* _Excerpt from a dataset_
※ ※ ※

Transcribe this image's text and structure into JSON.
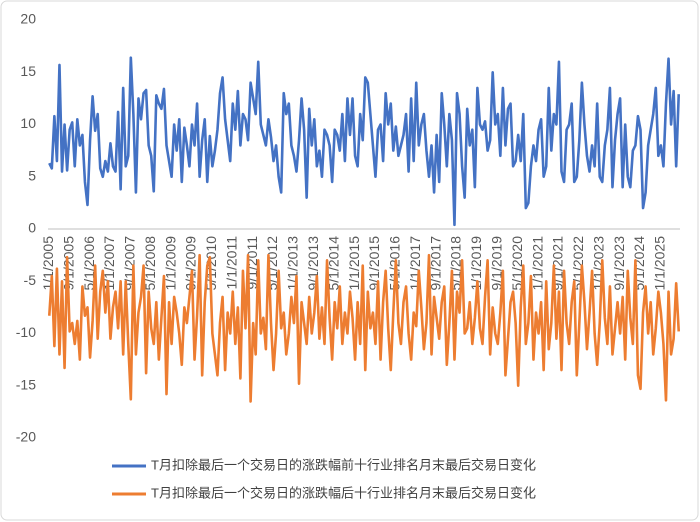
{
  "chart_data": {
    "type": "line",
    "categories": [
      "1/1/2005",
      null,
      null,
      null,
      null,
      null,
      null,
      null,
      "9/1/2005",
      null,
      null,
      null,
      null,
      null,
      null,
      null,
      "5/1/2006",
      null,
      null,
      null,
      null,
      null,
      null,
      null,
      "1/1/2007",
      null,
      null,
      null,
      null,
      null,
      null,
      null,
      "9/1/2007",
      null,
      null,
      null,
      null,
      null,
      null,
      null,
      "5/1/2008",
      null,
      null,
      null,
      null,
      null,
      null,
      null,
      "1/1/2009",
      null,
      null,
      null,
      null,
      null,
      null,
      null,
      "9/1/2009",
      null,
      null,
      null,
      null,
      null,
      null,
      null,
      "5/1/2010",
      null,
      null,
      null,
      null,
      null,
      null,
      null,
      "1/1/2011",
      null,
      null,
      null,
      null,
      null,
      null,
      null,
      "9/1/2011",
      null,
      null,
      null,
      null,
      null,
      null,
      null,
      "5/1/2012",
      null,
      null,
      null,
      null,
      null,
      null,
      null,
      "1/1/2013",
      null,
      null,
      null,
      null,
      null,
      null,
      null,
      "9/1/2013",
      null,
      null,
      null,
      null,
      null,
      null,
      null,
      "5/1/2014",
      null,
      null,
      null,
      null,
      null,
      null,
      null,
      "1/1/2015",
      null,
      null,
      null,
      null,
      null,
      null,
      null,
      "9/1/2015",
      null,
      null,
      null,
      null,
      null,
      null,
      null,
      "5/1/2016",
      null,
      null,
      null,
      null,
      null,
      null,
      null,
      "1/1/2017",
      null,
      null,
      null,
      null,
      null,
      null,
      null,
      "9/1/2017",
      null,
      null,
      null,
      null,
      null,
      null,
      null,
      "5/1/2018",
      null,
      null,
      null,
      null,
      null,
      null,
      null,
      "1/1/2019",
      null,
      null,
      null,
      null,
      null,
      null,
      null,
      "9/1/2019",
      null,
      null,
      null,
      null,
      null,
      null,
      null,
      "5/1/2020",
      null,
      null,
      null,
      null,
      null,
      null,
      null,
      "1/1/2021",
      null,
      null,
      null,
      null,
      null,
      null,
      null,
      "9/1/2021",
      null,
      null,
      null,
      null,
      null,
      null,
      null,
      "5/1/2022",
      null,
      null,
      null,
      null,
      null,
      null,
      null,
      "1/1/2023",
      null,
      null,
      null,
      null,
      null,
      null,
      null,
      "9/1/2023",
      null,
      null,
      null,
      null,
      null,
      null,
      null,
      "5/1/2024",
      null,
      null,
      null,
      null,
      null,
      null,
      null,
      "1/1/2025",
      null,
      null,
      null,
      null,
      null,
      null,
      null
    ],
    "series": [
      {
        "name": "T月扣除最后一个交易日的涨跌幅前十行业排名月末最后交易日变化",
        "color": "#4472c4",
        "values": [
          6.3,
          5.8,
          10.8,
          6.5,
          15.7,
          5.5,
          10,
          5.6,
          9.5,
          10.2,
          6,
          10.5,
          8,
          9,
          4.5,
          2.3,
          8.5,
          12.7,
          9.4,
          11,
          5.8,
          5,
          6.5,
          5.5,
          8.2,
          6,
          5.5,
          11.2,
          3.8,
          13.5,
          6,
          7,
          16.4,
          11,
          3.5,
          12.5,
          10.5,
          13,
          13.3,
          8,
          7,
          3.6,
          12.8,
          12,
          11.5,
          13.4,
          8,
          6.5,
          5,
          10,
          7.5,
          10.5,
          4.5,
          9.7,
          8,
          6,
          10,
          8,
          12,
          5,
          8.5,
          10.5,
          4.5,
          8.9,
          6,
          7.5,
          9.5,
          13,
          14.5,
          10.5,
          8.5,
          6.5,
          12,
          9.5,
          13.2,
          8,
          11,
          10.5,
          8.5,
          14,
          12.5,
          11,
          16,
          10,
          9,
          8,
          10.5,
          8.8,
          6.5,
          8,
          5,
          3.5,
          13,
          11,
          12,
          8,
          7,
          5.5,
          8.5,
          12.5,
          9.5,
          3,
          11.5,
          8,
          10.5,
          6,
          7.5,
          5,
          9.5,
          9,
          8,
          4.5,
          9.5,
          9,
          7.5,
          11,
          6.5,
          12.5,
          9,
          12.5,
          7,
          6,
          11,
          8.5,
          14.5,
          14,
          11,
          8,
          5,
          9.5,
          10,
          6.5,
          13,
          10,
          12,
          7.5,
          9.8,
          7,
          8,
          9,
          11,
          5.5,
          12.5,
          6.5,
          14,
          8,
          10,
          11,
          7.5,
          5,
          8,
          3.5,
          9,
          4.5,
          13,
          10,
          6,
          11,
          8.5,
          0.4,
          13,
          11,
          6,
          3,
          11.5,
          8,
          9.5,
          4,
          13.5,
          10,
          9.5,
          10.3,
          7.5,
          8.5,
          15,
          10,
          11,
          7,
          13.5,
          8,
          11.5,
          12,
          6,
          6.5,
          9,
          6.5,
          11,
          2,
          2.5,
          6,
          8,
          6.5,
          9.5,
          10.5,
          5,
          6,
          13.5,
          7.5,
          11,
          10,
          16,
          5.5,
          4.5,
          9.5,
          10,
          12,
          4.5,
          5,
          8.5,
          14,
          10,
          7,
          5.5,
          8,
          6,
          12,
          5,
          4.5,
          8,
          9.5,
          13.5,
          4,
          8.5,
          11,
          12.5,
          4,
          10,
          5,
          4,
          7.5,
          8,
          10.8,
          9.5,
          2,
          3.5,
          8,
          9.5,
          11,
          13.5,
          7,
          8,
          6,
          12,
          16.3,
          10,
          13.2,
          6,
          12.9
        ]
      },
      {
        "name": "T月扣除最后一个交易日的涨跌幅后十行业排名月末最后交易日变化",
        "color": "#ed7d31",
        "values": [
          -8.3,
          -4.5,
          -11.2,
          -3.8,
          -12,
          -5,
          -13.3,
          -2.7,
          -9.8,
          -9,
          -11,
          -8.8,
          -12.5,
          -5.5,
          -8.3,
          -7.5,
          -12.3,
          -8.8,
          -3.5,
          -10.5,
          -6,
          -4,
          -8,
          -5,
          -10.5,
          -7.5,
          -6,
          -9.5,
          -5,
          -12,
          -5,
          -11,
          -16.3,
          -3.5,
          -12,
          -8,
          -6.5,
          -3.5,
          -13.8,
          -6,
          -9.5,
          -11,
          -7,
          -12.5,
          -8.5,
          -4.5,
          -15.8,
          -7,
          -11,
          -6.5,
          -8,
          -10,
          -13,
          -7.5,
          -9,
          -6.5,
          -4,
          -12.5,
          -8.3,
          -2.5,
          -14,
          -7,
          -3.5,
          -2.7,
          -10,
          -12,
          -14,
          -9,
          -6.5,
          -13.5,
          -8,
          -10,
          -6,
          -11,
          -7.5,
          -14.3,
          -4,
          -9.5,
          -2.5,
          -16.5,
          -9,
          -12,
          -3,
          -10,
          -8.5,
          -11.5,
          -2.5,
          -9,
          -13.5,
          -10,
          -4,
          -9.5,
          -8,
          -12,
          -10,
          -6.5,
          -9,
          -4.5,
          -14.8,
          -7,
          -9,
          -11,
          -6.5,
          -10,
          -8,
          -4.5,
          -10.5,
          -7.5,
          -11,
          -3,
          -8.5,
          -12.5,
          -7,
          -9.5,
          -5.5,
          -11,
          -8,
          -10,
          -6,
          -8.5,
          -12.5,
          -7,
          -11,
          -3.5,
          -13.5,
          -6,
          -9.5,
          -8,
          -11,
          -5,
          -12.5,
          -7,
          -4,
          -9.5,
          -13.5,
          -8,
          -3,
          -9,
          -11,
          -7,
          -5.5,
          -10,
          -12.5,
          -8,
          -9.3,
          -4,
          -7.5,
          -11.5,
          -9,
          -2.5,
          -12,
          -6.5,
          -8.5,
          -10.5,
          -7,
          -5.5,
          -13,
          -9,
          -4,
          -12.5,
          -6,
          -8,
          -3,
          -10,
          -9.5,
          -7,
          -11,
          -8.5,
          -5,
          -9.5,
          -11,
          -6.5,
          -3,
          -12,
          -7.5,
          -10,
          -11,
          -8,
          -4,
          -14,
          -10.5,
          -7,
          -6,
          -9,
          -15,
          -7.5,
          -3.5,
          -11,
          -9,
          -4.5,
          -12.5,
          -8,
          -10,
          -7,
          -13.5,
          -5,
          -11.5,
          -9,
          -3.5,
          -10.5,
          -6,
          -13.5,
          -4,
          -9,
          -11,
          -7,
          -5,
          -14,
          -9,
          -3.5,
          -7,
          -11.5,
          -8,
          -4,
          -10,
          -13,
          -9,
          -3,
          -8.5,
          -11,
          -5.5,
          -12,
          -9.5,
          -7,
          -10,
          -6.5,
          -12.5,
          -4,
          -8.5,
          -11,
          -3,
          -14,
          -15.3,
          -8,
          -5.5,
          -10,
          -7,
          -12,
          -9.5,
          -6,
          -8,
          -11,
          -16.4,
          -6,
          -12,
          -10.5,
          -5.2,
          -9.8
        ]
      }
    ],
    "ylim": [
      -20,
      20
    ],
    "yticks": [
      -20,
      -15,
      -10,
      -5,
      0,
      5,
      10,
      15,
      20
    ],
    "legend": "bottom"
  }
}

※ ※ ※

* _Written request_
Check each line above for "name" and return the ones that have it.

* _The completed task_
        "name": "T月扣除最后一个交易日的涨跌幅前十行业排名月末最后交易日变化",
        "name": "T月扣除最后一个交易日的涨跌幅后十行业排名月末最后交易日变化",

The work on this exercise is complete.